Records for this task
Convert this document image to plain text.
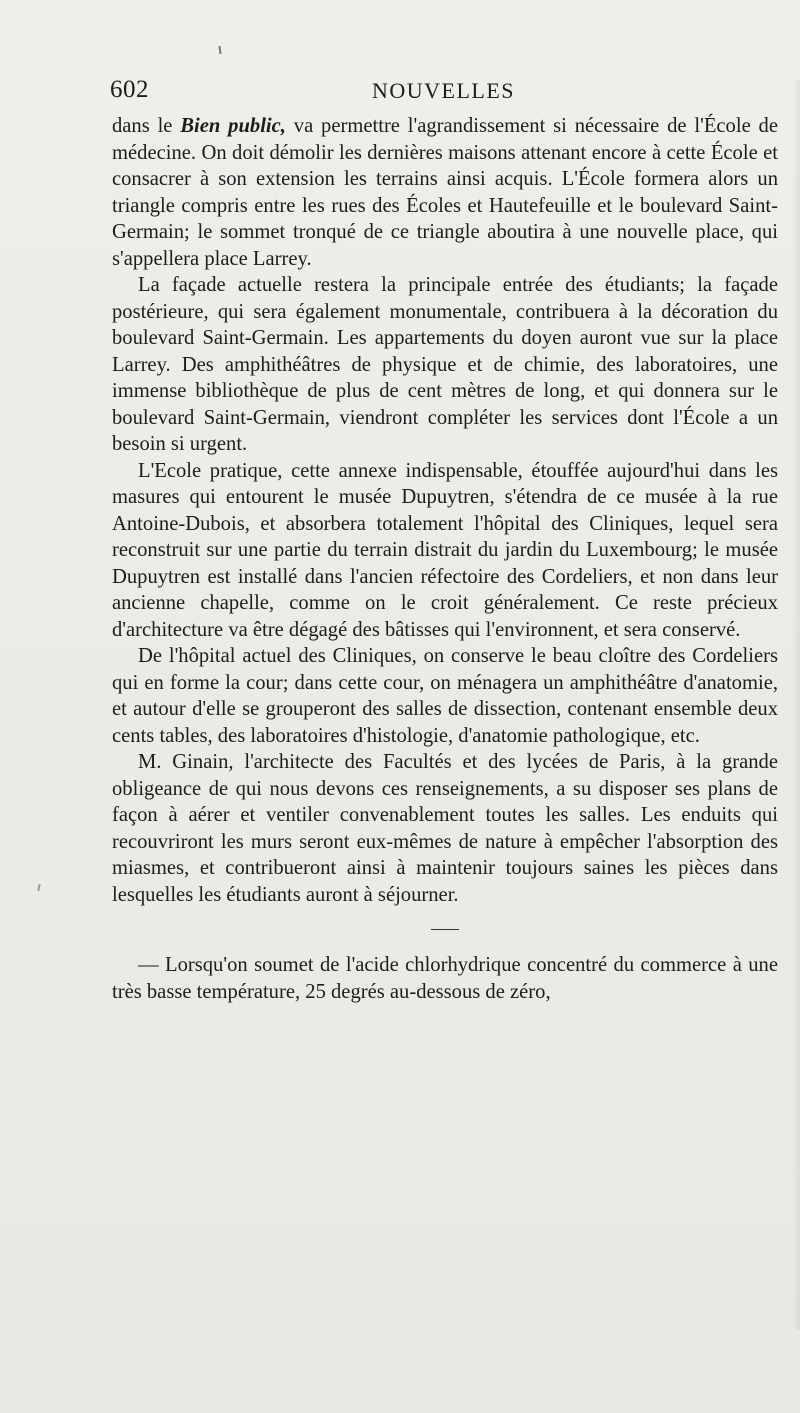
602	NOUVELLES

dans le Bien public, va permettre l'agrandissement si nécessaire de l'École de médecine. On doit démolir les dernières maisons attenant encore à cette École et consacrer à son extension les terrains ainsi acquis. L'École formera alors un triangle compris entre les rues des Écoles et Hautefeuille et le boulevard Saint-Germain; le sommet tronqué de ce triangle aboutira à une nouvelle place, qui s'appellera place Larrey.

La façade actuelle restera la principale entrée des étudiants; la façade postérieure, qui sera également monumentale, contribuera à la décoration du boulevard Saint-Germain. Les appartements du doyen auront vue sur la place Larrey. Des amphithéâtres de physique et de chimie, des laboratoires, une immense bibliothèque de plus de cent mètres de long, et qui donnera sur le boulevard Saint-Germain, viendront compléter les services dont l'École a un besoin si urgent.

L'Ecole pratique, cette annexe indispensable, étouffée aujourd'hui dans les masures qui entourent le musée Dupuytren, s'étendra de ce musée à la rue Antoine-Dubois, et absorbera totalement l'hôpital des Cliniques, lequel sera reconstruit sur une partie du terrain distrait du jardin du Luxembourg; le musée Dupuytren est installé dans l'ancien réfectoire des Cordeliers, et non dans leur ancienne chapelle, comme on le croit généralement. Ce reste précieux d'architecture va être dégagé des bâtisses qui l'environnent, et sera conservé.

De l'hôpital actuel des Cliniques, on conserve le beau cloître des Cordeliers qui en forme la cour; dans cette cour, on ménagera un amphithéâtre d'anatomie, et autour d'elle se grouperont des salles de dissection, contenant ensemble deux cents tables, des laboratoires d'histologie, d'anatomie pathologique, etc.

M. Ginain, l'architecte des Facultés et des lycées de Paris, à la grande obligeance de qui nous devons ces renseignements, a su disposer ses plans de façon à aérer et ventiler convenablement toutes les salles. Les enduits qui recouvriront les murs seront eux-mêmes de nature à empêcher l'absorption des miasmes, et contribueront ainsi à maintenir toujours saines les pièces dans lesquelles les étudiants auront à séjourner.

— Lorsqu'on soumet de l'acide chlorhydrique concentré du commerce à une très basse température, 25 degrés au-dessous de zéro,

The request
The material above must be printed exactly, with its pictures left out.

Solution
Convert this document image to plain text.
602	NOUVELLES

dans le Bien public, va permettre l'agrandissement si nécessaire de l'École de médecine. On doit démolir les dernières maisons attenant encore à cette École et consacrer à son extension les terrains ainsi acquis. L'École formera alors un triangle compris entre les rues des Écoles et Hautefeuille et le boulevard Saint-Germain; le sommet tronqué de ce triangle aboutira à une nouvelle place, qui s'appellera place Larrey.

La façade actuelle restera la principale entrée des étudiants; la façade postérieure, qui sera également monumentale, contribuera à la décoration du boulevard Saint-Germain. Les appartements du doyen auront vue sur la place Larrey. Des amphithéâtres de physique et de chimie, des laboratoires, une immense bibliothèque de plus de cent mètres de long, et qui donnera sur le boulevard Saint-Germain, viendront compléter les services dont l'École a un besoin si urgent.

L'Ecole pratique, cette annexe indispensable, étouffée aujourd'hui dans les masures qui entourent le musée Dupuytren, s'étendra de ce musée à la rue Antoine-Dubois, et absorbera totalement l'hôpital des Cliniques, lequel sera reconstruit sur une partie du terrain distrait du jardin du Luxembourg; le musée Dupuytren est installé dans l'ancien réfectoire des Cordeliers, et non dans leur ancienne chapelle, comme on le croit généralement. Ce reste précieux d'architecture va être dégagé des bâtisses qui l'environnent, et sera conservé.

De l'hôpital actuel des Cliniques, on conserve le beau cloître des Cordeliers qui en forme la cour; dans cette cour, on ménagera un amphithéâtre d'anatomie, et autour d'elle se grouperont des salles de dissection, contenant ensemble deux cents tables, des laboratoires d'histologie, d'anatomie pathologique, etc.

M. Ginain, l'architecte des Facultés et des lycées de Paris, à la grande obligeance de qui nous devons ces renseignements, a su disposer ses plans de façon à aérer et ventiler convenablement toutes les salles. Les enduits qui recouvriront les murs seront eux-mêmes de nature à empêcher l'absorption des miasmes, et contribueront ainsi à maintenir toujours saines les pièces dans lesquelles les étudiants auront à séjourner.

— Lorsqu'on soumet de l'acide chlorhydrique concentré du commerce à une très basse température, 25 degrés au-dessous de zéro,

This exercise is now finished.